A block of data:
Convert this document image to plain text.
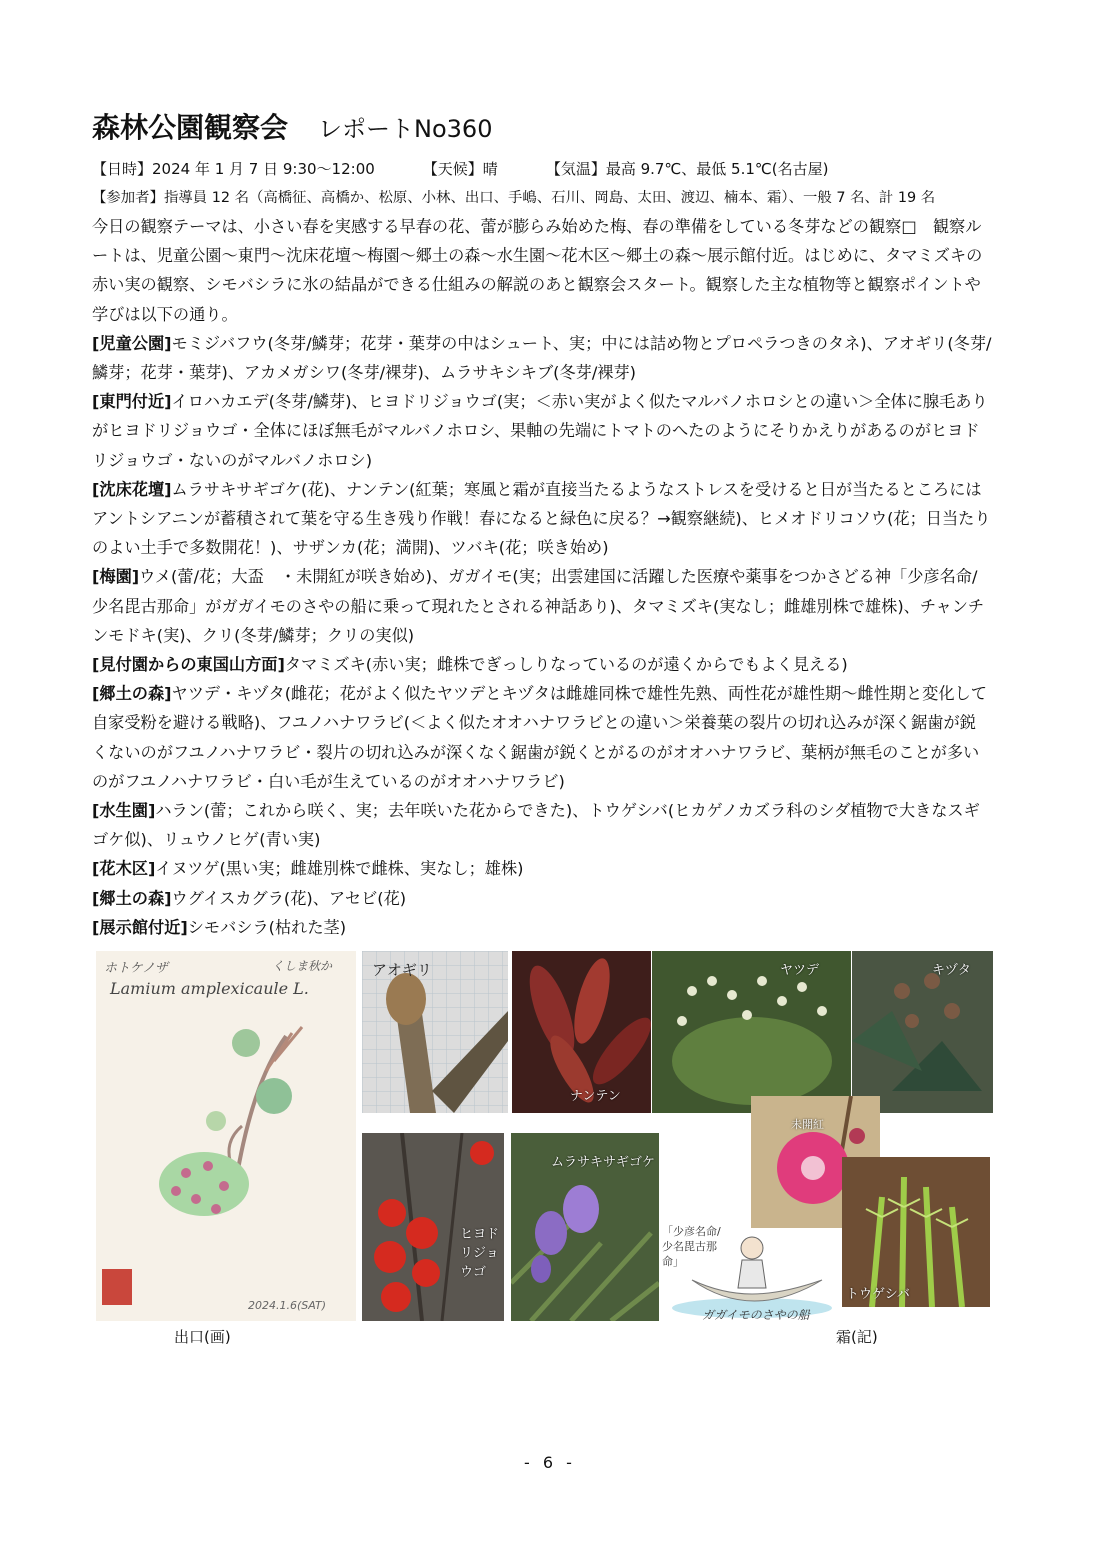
森林公園観察会 レポートNo360
【日時】2024 年 1 月 7 日 9:30～12:00	【天候】晴	【気温】最高 9.7℃、最低 5.1℃(名古屋)
【参加者】指導員 12 名（高橋征、高橋か、松原、小林、出口、手嶋、石川、岡島、太田、渡辺、楠本、霜）、一般 7 名、計 19 名

今日の観察テーマは、小さい春を実感する早春の花、蕾が膨らみ始めた梅、春の準備をしている冬芽などの観察□　観察ルートは、児童公園～東門～沈床花壇～梅園～郷土の森～水生園～花木区～郷土の森～展示館付近。はじめに、タマミズキの赤い実の観察、シモバシラに氷の結晶ができる仕組みの解説のあと観察会スタート。観察した主な植物等と観察ポイントや学びは以下の通り。

[児童公園]モミジバフウ(冬芽/鱗芽；花芽・葉芽の中はシュート、実；中には詰め物とプロペラつきのタネ)、アオギリ(冬芽/鱗芽；花芽・葉芽)、アカメガシワ(冬芽/裸芽)、ムラサキシキブ(冬芽/裸芽)

[東門付近]イロハカエデ(冬芽/鱗芽)、ヒヨドリジョウゴ(実；＜赤い実がよく似たマルバノホロシとの違い＞全体に腺毛ありがヒヨドリジョウゴ・全体にほぼ無毛がマルバノホロシ、果軸の先端にトマトのへたのようにそりかえりがあるのがヒヨドリジョウゴ・ないのがマルバノホロシ)

[沈床花壇]ムラサキサギゴケ(花)、ナンテン(紅葉；寒風と霜が直接当たるようなストレスを受けると日が当たるところにはアントシアニンが蓄積されて葉を守る生き残り作戦！春になると緑色に戻る？→観察継続)、ヒメオドリコソウ(花；日当たりのよい土手で多数開花！)、サザンカ(花；満開)、ツバキ(花；咲き始め)

[梅園]ウメ(蕾/花；大盃　・未開紅が咲き始め)、ガガイモ(実；出雲建国に活躍した医療や薬事をつかさどる神「少彦名命/少名毘古那命」がガガイモのさやの船に乗って現れたとされる神話あり)、タマミズキ(実なし；雌雄別株で雄株)、チャンチンモドキ(実)、クリ(冬芽/鱗芽；クリの実似)

[見付園からの東国山方面]タマミズキ(赤い実；雌株でぎっしりなっているのが遠くからでもよく見える)

[郷土の森]ヤツデ・キヅタ(雌花；花がよく似たヤツデとキヅタは雌雄同株で雄性先熟、両性花が雄性期～雌性期と変化して自家受粉を避ける戦略)、フユノハナワラビ(＜よく似たオオハナワラビとの違い＞栄養葉の裂片の切れ込みが深く鋸歯が鋭くないのがフユノハナワラビ・裂片の切れ込みが深くなく鋸歯が鋭くとがるのがオオハナワラビ、葉柄が無毛のことが多いのがフユノハナワラビ・白い毛が生えているのがオオハナワラビ)

[水生園]ハラン(蕾；これから咲く、実；去年咲いた花からできた)、トウゲシバ(ヒカゲノカズラ科のシダ植物で大きなスギゴケ似)、リュウノヒゲ(青い実)

[花木区]イヌツゲ(黒い実；雌雄別株で雌株、実なし；雄株)

[郷土の森]ウグイスカグラ(花)、アセビ(花)

[展示館付近]シモバシラ(枯れた茎)

ホトケノザ	くしま秋か
Lamium amplexicaule L.
2024.1.6(SAT)
アオギリ
ナンテン
ヤツデ	キヅタ
ヒヨドリジョウゴ
ムラサキサギゴケ
「少彦名命/少名毘古那命」
ガガイモのさやの船
未開紅
トウゲシバ
出口(画)	霜(記)
- 6 -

__Your instructions__. All lines in the data that contain the word "沈床花壇" should be copied.

__Full output__.
今日の観察テーマは、小さい春を実感する早春の花、蕾が膨らみ始めた梅、春の準備をしている冬芽などの観察□　観察ルートは、児童公園～東門～沈床花壇～梅園～郷土の森～水生園～花木区～郷土の森～展示館付近。はじめに、タマミズキの赤い実の観察、シモバシラに氷の結晶ができる仕組みの解説のあと観察会スタート。観察した主な植物等と観察ポイントや学びは以下の通り。
[沈床花壇]ムラサキサギゴケ(花)、ナンテン(紅葉；寒風と霜が直接当たるようなストレスを受けると日が当たるところにはアントシアニンが蓄積されて葉を守る生き残り作戦！春になると緑色に戻る？→観察継続)、ヒメオドリコソウ(花；日当たりのよい土手で多数開花！)、サザンカ(花；満開)、ツバキ(花；咲き始め)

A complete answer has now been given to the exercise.